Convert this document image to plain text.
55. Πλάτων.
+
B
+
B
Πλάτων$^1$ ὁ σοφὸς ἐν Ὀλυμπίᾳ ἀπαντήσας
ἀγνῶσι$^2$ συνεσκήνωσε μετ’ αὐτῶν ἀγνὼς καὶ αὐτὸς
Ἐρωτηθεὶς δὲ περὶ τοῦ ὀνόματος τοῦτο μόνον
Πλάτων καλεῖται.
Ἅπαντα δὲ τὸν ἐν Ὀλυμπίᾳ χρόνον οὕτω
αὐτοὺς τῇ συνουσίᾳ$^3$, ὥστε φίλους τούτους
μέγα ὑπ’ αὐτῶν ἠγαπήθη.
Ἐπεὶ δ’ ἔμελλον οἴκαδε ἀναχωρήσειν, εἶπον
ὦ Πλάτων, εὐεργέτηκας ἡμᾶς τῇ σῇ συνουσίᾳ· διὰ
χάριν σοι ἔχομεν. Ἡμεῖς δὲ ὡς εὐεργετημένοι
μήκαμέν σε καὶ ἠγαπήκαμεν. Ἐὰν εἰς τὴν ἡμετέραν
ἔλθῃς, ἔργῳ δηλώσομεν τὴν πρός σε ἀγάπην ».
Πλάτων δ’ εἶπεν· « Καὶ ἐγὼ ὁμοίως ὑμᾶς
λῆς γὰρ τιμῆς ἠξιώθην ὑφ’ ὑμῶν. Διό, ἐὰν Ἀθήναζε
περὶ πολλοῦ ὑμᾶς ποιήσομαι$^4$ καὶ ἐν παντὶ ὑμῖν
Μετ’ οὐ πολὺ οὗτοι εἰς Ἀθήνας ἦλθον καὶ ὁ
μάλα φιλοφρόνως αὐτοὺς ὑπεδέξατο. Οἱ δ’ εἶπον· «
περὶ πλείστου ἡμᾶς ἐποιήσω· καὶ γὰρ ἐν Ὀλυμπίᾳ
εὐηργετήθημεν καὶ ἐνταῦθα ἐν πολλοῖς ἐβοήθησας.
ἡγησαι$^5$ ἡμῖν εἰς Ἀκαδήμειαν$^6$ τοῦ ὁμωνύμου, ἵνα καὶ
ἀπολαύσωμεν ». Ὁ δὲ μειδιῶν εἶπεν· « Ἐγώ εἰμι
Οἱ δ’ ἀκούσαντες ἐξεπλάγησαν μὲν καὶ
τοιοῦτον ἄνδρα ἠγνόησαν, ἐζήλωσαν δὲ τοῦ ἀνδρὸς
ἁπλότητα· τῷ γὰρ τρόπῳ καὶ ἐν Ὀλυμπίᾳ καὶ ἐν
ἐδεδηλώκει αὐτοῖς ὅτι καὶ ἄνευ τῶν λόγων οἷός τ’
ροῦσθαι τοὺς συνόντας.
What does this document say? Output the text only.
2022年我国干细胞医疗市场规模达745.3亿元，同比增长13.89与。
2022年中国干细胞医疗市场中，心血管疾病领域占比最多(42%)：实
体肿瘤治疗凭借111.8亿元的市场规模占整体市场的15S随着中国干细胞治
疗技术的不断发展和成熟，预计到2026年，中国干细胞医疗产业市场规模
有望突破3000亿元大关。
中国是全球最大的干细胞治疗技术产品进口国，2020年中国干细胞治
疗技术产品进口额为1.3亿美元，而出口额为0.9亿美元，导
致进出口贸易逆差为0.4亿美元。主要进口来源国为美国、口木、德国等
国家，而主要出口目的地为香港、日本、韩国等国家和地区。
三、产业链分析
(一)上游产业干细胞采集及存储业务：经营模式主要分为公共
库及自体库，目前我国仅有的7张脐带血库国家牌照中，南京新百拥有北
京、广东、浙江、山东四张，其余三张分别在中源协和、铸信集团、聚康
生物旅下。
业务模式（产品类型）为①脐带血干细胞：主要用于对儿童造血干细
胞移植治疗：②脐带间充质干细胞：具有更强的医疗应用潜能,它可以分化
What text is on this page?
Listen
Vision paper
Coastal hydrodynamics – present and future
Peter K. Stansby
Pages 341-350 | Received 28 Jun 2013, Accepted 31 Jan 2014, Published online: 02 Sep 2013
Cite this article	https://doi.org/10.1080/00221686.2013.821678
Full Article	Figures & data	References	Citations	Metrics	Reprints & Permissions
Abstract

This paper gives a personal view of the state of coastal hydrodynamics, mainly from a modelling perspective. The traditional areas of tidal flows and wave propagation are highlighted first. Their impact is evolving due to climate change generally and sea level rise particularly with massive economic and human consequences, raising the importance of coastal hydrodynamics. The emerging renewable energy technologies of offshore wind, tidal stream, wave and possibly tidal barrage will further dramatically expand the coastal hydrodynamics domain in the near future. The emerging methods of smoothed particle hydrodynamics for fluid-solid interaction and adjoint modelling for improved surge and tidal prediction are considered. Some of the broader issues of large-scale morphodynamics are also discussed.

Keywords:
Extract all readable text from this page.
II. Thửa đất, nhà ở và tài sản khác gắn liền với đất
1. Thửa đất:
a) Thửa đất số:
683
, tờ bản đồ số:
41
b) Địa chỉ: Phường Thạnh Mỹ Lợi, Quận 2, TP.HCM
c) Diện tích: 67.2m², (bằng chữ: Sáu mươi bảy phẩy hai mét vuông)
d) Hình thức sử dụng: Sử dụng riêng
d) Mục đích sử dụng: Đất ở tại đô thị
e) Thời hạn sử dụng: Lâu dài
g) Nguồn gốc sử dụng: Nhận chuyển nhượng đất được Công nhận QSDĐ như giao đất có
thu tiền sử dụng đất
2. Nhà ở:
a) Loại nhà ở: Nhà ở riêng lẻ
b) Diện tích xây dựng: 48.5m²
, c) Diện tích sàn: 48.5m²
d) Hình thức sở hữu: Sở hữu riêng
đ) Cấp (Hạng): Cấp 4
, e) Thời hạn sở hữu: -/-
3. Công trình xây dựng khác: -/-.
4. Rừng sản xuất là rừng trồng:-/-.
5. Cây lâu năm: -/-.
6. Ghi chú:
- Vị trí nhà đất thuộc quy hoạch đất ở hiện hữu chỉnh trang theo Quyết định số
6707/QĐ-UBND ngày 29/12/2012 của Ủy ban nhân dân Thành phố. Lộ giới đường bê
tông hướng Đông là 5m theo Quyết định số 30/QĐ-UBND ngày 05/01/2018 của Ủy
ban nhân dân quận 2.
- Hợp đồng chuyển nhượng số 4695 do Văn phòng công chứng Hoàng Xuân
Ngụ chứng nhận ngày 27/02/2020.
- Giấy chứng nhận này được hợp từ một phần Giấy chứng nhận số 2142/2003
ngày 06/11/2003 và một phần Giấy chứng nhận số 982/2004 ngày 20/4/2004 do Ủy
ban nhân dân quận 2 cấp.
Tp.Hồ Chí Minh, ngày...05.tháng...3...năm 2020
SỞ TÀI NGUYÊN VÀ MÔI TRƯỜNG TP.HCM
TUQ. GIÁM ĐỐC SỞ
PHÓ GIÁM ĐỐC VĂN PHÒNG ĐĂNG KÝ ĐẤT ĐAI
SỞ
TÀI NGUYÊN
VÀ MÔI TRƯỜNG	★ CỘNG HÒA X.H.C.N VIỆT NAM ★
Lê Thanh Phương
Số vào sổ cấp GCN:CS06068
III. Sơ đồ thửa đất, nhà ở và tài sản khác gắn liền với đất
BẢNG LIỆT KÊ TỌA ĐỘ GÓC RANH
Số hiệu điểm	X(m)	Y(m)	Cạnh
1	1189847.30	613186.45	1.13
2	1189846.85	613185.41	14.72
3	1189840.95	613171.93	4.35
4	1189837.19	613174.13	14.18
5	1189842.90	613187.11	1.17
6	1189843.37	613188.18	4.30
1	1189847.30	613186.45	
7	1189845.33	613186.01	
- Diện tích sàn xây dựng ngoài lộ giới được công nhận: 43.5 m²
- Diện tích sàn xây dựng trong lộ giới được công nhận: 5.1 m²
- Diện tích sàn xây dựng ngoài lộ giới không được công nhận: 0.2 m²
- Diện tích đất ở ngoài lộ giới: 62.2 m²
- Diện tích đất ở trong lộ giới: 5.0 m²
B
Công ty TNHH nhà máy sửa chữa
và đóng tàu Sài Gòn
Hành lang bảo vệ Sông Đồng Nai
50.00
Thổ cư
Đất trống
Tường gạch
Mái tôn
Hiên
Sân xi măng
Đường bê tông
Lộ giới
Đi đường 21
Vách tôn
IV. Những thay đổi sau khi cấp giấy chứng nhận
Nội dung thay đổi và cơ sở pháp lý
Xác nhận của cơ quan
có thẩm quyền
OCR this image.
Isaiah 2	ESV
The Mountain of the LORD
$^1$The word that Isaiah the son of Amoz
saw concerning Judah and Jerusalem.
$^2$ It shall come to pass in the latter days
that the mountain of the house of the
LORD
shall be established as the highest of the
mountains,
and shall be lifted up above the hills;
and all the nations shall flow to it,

= = =

> Exercise prompt: Extract every line containing the string "Ὀλυμπίᾳ" from the material.

> Answer to this problem:
Πλάτων$^1$ ὁ σοφὸς ἐν Ὀλυμπίᾳ ἀπαντήσας
Ἅπαντα δὲ τὸν ἐν Ὀλυμπίᾳ χρόνον οὕτω
περὶ πλείστου ἡμᾶς ἐποιήσω· καὶ γὰρ ἐν Ὀλυμπίᾳ
ἁπλότητα· τῷ γὰρ τρόπῳ καὶ ἐν Ὀλυμπίᾳ καὶ ἐν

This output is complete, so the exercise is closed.